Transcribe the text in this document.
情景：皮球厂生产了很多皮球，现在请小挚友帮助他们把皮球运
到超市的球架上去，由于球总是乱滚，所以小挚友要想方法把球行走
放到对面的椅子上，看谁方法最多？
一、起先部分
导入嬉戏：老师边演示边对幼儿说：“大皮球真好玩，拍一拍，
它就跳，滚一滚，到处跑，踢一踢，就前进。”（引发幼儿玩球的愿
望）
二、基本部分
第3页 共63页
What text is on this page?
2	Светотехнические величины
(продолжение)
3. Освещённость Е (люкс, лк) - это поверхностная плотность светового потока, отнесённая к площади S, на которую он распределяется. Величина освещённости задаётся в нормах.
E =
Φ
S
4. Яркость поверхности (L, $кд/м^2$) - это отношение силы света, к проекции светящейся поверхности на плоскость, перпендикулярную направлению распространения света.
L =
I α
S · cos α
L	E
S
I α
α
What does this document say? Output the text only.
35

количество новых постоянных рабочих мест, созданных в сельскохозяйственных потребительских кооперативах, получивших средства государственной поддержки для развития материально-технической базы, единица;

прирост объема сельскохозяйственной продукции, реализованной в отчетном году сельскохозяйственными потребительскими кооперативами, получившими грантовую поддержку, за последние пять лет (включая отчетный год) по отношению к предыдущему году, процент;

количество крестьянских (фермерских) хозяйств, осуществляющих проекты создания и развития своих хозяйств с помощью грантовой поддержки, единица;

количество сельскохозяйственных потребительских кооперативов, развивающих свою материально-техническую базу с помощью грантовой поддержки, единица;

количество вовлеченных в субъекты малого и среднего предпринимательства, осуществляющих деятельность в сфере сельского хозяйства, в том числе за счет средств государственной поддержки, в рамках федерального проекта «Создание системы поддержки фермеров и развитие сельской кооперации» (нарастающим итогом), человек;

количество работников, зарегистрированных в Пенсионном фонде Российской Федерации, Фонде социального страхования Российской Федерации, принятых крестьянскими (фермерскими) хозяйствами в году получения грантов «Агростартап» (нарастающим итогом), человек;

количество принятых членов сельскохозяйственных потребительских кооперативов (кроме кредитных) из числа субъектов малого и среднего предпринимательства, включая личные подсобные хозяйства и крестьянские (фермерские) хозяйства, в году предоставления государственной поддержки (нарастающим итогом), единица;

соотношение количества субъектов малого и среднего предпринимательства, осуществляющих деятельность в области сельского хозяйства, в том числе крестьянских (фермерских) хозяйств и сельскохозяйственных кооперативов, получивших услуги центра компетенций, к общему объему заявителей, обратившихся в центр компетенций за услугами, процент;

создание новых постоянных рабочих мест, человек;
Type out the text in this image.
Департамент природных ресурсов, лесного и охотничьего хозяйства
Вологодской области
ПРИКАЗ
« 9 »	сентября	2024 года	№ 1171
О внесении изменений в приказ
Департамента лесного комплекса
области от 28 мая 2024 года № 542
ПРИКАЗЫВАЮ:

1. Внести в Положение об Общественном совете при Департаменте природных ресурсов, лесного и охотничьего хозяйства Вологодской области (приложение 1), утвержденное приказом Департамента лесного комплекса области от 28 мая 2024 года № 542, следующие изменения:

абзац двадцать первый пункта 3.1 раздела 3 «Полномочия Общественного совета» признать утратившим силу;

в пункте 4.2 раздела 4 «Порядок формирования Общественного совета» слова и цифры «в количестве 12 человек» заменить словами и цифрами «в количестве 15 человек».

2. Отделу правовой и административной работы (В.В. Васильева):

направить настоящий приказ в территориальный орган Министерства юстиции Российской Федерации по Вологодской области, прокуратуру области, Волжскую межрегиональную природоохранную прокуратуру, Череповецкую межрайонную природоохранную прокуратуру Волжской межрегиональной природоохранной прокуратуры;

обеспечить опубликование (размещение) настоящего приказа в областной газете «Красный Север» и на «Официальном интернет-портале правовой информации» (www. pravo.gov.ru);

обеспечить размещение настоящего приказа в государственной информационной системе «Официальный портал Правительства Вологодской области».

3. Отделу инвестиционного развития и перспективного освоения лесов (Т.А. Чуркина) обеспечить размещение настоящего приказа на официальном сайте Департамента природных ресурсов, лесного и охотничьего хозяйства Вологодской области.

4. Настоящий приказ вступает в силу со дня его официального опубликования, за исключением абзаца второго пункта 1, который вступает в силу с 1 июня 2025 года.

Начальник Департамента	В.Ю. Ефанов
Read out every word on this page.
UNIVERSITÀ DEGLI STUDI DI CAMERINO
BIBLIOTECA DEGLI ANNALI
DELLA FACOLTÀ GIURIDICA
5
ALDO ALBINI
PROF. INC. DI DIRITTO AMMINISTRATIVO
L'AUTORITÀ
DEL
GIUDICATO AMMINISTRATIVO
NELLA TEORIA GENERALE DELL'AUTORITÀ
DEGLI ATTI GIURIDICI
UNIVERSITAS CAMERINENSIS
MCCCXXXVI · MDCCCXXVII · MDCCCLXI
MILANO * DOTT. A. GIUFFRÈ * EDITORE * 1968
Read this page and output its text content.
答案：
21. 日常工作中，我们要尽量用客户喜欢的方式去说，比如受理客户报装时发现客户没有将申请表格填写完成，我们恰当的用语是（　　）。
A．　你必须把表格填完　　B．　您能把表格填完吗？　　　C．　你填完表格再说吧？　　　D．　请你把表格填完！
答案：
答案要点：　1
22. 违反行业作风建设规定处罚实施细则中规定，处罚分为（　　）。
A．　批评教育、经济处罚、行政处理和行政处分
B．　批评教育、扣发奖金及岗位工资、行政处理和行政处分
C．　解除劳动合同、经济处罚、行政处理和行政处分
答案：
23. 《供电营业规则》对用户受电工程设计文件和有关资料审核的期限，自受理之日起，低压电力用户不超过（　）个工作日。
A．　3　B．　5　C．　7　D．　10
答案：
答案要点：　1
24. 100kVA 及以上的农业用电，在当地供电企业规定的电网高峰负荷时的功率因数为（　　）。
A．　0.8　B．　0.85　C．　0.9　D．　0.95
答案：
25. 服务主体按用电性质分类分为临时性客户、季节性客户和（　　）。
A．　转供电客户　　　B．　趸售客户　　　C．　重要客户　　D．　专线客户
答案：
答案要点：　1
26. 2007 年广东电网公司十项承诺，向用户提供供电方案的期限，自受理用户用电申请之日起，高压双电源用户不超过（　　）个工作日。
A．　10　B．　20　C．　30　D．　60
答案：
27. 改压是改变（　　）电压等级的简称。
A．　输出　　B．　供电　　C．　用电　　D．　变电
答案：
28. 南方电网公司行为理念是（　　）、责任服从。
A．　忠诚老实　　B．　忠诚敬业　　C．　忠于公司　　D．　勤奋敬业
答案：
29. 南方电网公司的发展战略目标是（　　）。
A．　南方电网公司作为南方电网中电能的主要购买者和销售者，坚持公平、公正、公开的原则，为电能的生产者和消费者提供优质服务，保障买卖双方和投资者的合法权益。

==========

WHAT THIS TASK INVOLVES:
Extract the full listing above without alteration.

RESPONSE:
Transcribe the text in this document.
情景：皮球厂生产了很多皮球，现在请小挚友帮助他们把皮球运
到超市的球架上去，由于球总是乱滚，所以小挚友要想方法把球行走
放到对面的椅子上，看谁方法最多？
一、起先部分
导入嬉戏：老师边演示边对幼儿说：“大皮球真好玩，拍一拍，
它就跳，滚一滚，到处跑，踢一踢，就前进。”（引发幼儿玩球的愿
望）
二、基本部分
第3页 共63页
What text is on this page?
2	Светотехнические величины
(продолжение)
3. Освещённость Е (люкс, лк) - это поверхностная плотность светового потока, отнесённая к площади S, на которую он распределяется. Величина освещённости задаётся в нормах.
E =
Φ
S
4. Яркость поверхности (L, $кд/м^2$) - это отношение силы света, к проекции светящейся поверхности на плоскость, перпендикулярную направлению распространения света.
L =
I α
S · cos α
L	E
S
I α
α
What does this document say? Output the text only.
35

количество новых постоянных рабочих мест, созданных в сельскохозяйственных потребительских кооперативах, получивших средства государственной поддержки для развития материально-технической базы, единица;

прирост объема сельскохозяйственной продукции, реализованной в отчетном году сельскохозяйственными потребительскими кооперативами, получившими грантовую поддержку, за последние пять лет (включая отчетный год) по отношению к предыдущему году, процент;

количество крестьянских (фермерских) хозяйств, осуществляющих проекты создания и развития своих хозяйств с помощью грантовой поддержки, единица;

количество сельскохозяйственных потребительских кооперативов, развивающих свою материально-техническую базу с помощью грантовой поддержки, единица;

количество вовлеченных в субъекты малого и среднего предпринимательства, осуществляющих деятельность в сфере сельского хозяйства, в том числе за счет средств государственной поддержки, в рамках федерального проекта «Создание системы поддержки фермеров и развитие сельской кооперации» (нарастающим итогом), человек;

количество работников, зарегистрированных в Пенсионном фонде Российской Федерации, Фонде социального страхования Российской Федерации, принятых крестьянскими (фермерскими) хозяйствами в году получения грантов «Агростартап» (нарастающим итогом), человек;

количество принятых членов сельскохозяйственных потребительских кооперативов (кроме кредитных) из числа субъектов малого и среднего предпринимательства, включая личные подсобные хозяйства и крестьянские (фермерские) хозяйства, в году предоставления государственной поддержки (нарастающим итогом), единица;

соотношение количества субъектов малого и среднего предпринимательства, осуществляющих деятельность в области сельского хозяйства, в том числе крестьянских (фермерских) хозяйств и сельскохозяйственных кооперативов, получивших услуги центра компетенций, к общему объему заявителей, обратившихся в центр компетенций за услугами, процент;

создание новых постоянных рабочих мест, человек;
Type out the text in this image.
Департамент природных ресурсов, лесного и охотничьего хозяйства
Вологодской области
ПРИКАЗ
« 9 »	сентября	2024 года	№ 1171
О внесении изменений в приказ
Департамента лесного комплекса
области от 28 мая 2024 года № 542
ПРИКАЗЫВАЮ:

1. Внести в Положение об Общественном совете при Департаменте природных ресурсов, лесного и охотничьего хозяйства Вологодской области (приложение 1), утвержденное приказом Департамента лесного комплекса области от 28 мая 2024 года № 542, следующие изменения:

абзац двадцать первый пункта 3.1 раздела 3 «Полномочия Общественного совета» признать утратившим силу;

в пункте 4.2 раздела 4 «Порядок формирования Общественного совета» слова и цифры «в количестве 12 человек» заменить словами и цифрами «в количестве 15 человек».

2. Отделу правовой и административной работы (В.В. Васильева):

направить настоящий приказ в территориальный орган Министерства юстиции Российской Федерации по Вологодской области, прокуратуру области, Волжскую межрегиональную природоохранную прокуратуру, Череповецкую межрайонную природоохранную прокуратуру Волжской межрегиональной природоохранной прокуратуры;

обеспечить опубликование (размещение) настоящего приказа в областной газете «Красный Север» и на «Официальном интернет-портале правовой информации» (www. pravo.gov.ru);

обеспечить размещение настоящего приказа в государственной информационной системе «Официальный портал Правительства Вологодской области».

3. Отделу инвестиционного развития и перспективного освоения лесов (Т.А. Чуркина) обеспечить размещение настоящего приказа на официальном сайте Департамента природных ресурсов, лесного и охотничьего хозяйства Вологодской области.

4. Настоящий приказ вступает в силу со дня его официального опубликования, за исключением абзаца второго пункта 1, который вступает в силу с 1 июня 2025 года.

Начальник Департамента	В.Ю. Ефанов
Read out every word on this page.
UNIVERSITÀ DEGLI STUDI DI CAMERINO
BIBLIOTECA DEGLI ANNALI
DELLA FACOLTÀ GIURIDICA
5
ALDO ALBINI
PROF. INC. DI DIRITTO AMMINISTRATIVO
L'AUTORITÀ
DEL
GIUDICATO AMMINISTRATIVO
NELLA TEORIA GENERALE DELL'AUTORITÀ
DEGLI ATTI GIURIDICI
UNIVERSITAS CAMERINENSIS
MCCCXXXVI · MDCCCXXVII · MDCCCLXI
MILANO * DOTT. A. GIUFFRÈ * EDITORE * 1968
Read this page and output its text content.
答案：
21. 日常工作中，我们要尽量用客户喜欢的方式去说，比如受理客户报装时发现客户没有将申请表格填写完成，我们恰当的用语是（　　）。
A．　你必须把表格填完　　B．　您能把表格填完吗？　　　C．　你填完表格再说吧？　　　D．　请你把表格填完！
答案：
答案要点：　1
22. 违反行业作风建设规定处罚实施细则中规定，处罚分为（　　）。
A．　批评教育、经济处罚、行政处理和行政处分
B．　批评教育、扣发奖金及岗位工资、行政处理和行政处分
C．　解除劳动合同、经济处罚、行政处理和行政处分
答案：
23. 《供电营业规则》对用户受电工程设计文件和有关资料审核的期限，自受理之日起，低压电力用户不超过（　）个工作日。
A．　3　B．　5　C．　7　D．　10
答案：
答案要点：　1
24. 100kVA 及以上的农业用电，在当地供电企业规定的电网高峰负荷时的功率因数为（　　）。
A．　0.8　B．　0.85　C．　0.9　D．　0.95
答案：
25. 服务主体按用电性质分类分为临时性客户、季节性客户和（　　）。
A．　转供电客户　　　B．　趸售客户　　　C．　重要客户　　D．　专线客户
答案：
答案要点：　1
26. 2007 年广东电网公司十项承诺，向用户提供供电方案的期限，自受理用户用电申请之日起，高压双电源用户不超过（　　）个工作日。
A．　10　B．　20　C．　30　D．　60
答案：
27. 改压是改变（　　）电压等级的简称。
A．　输出　　B．　供电　　C．　用电　　D．　变电
答案：
28. 南方电网公司行为理念是（　　）、责任服从。
A．　忠诚老实　　B．　忠诚敬业　　C．　忠于公司　　D．　勤奋敬业
答案：
29. 南方电网公司的发展战略目标是（　　）。
A．　南方电网公司作为南方电网中电能的主要购买者和销售者，坚持公平、公正、公开的原则，为电能的生产者和消费者提供优质服务，保障买卖双方和投资者的合法权益。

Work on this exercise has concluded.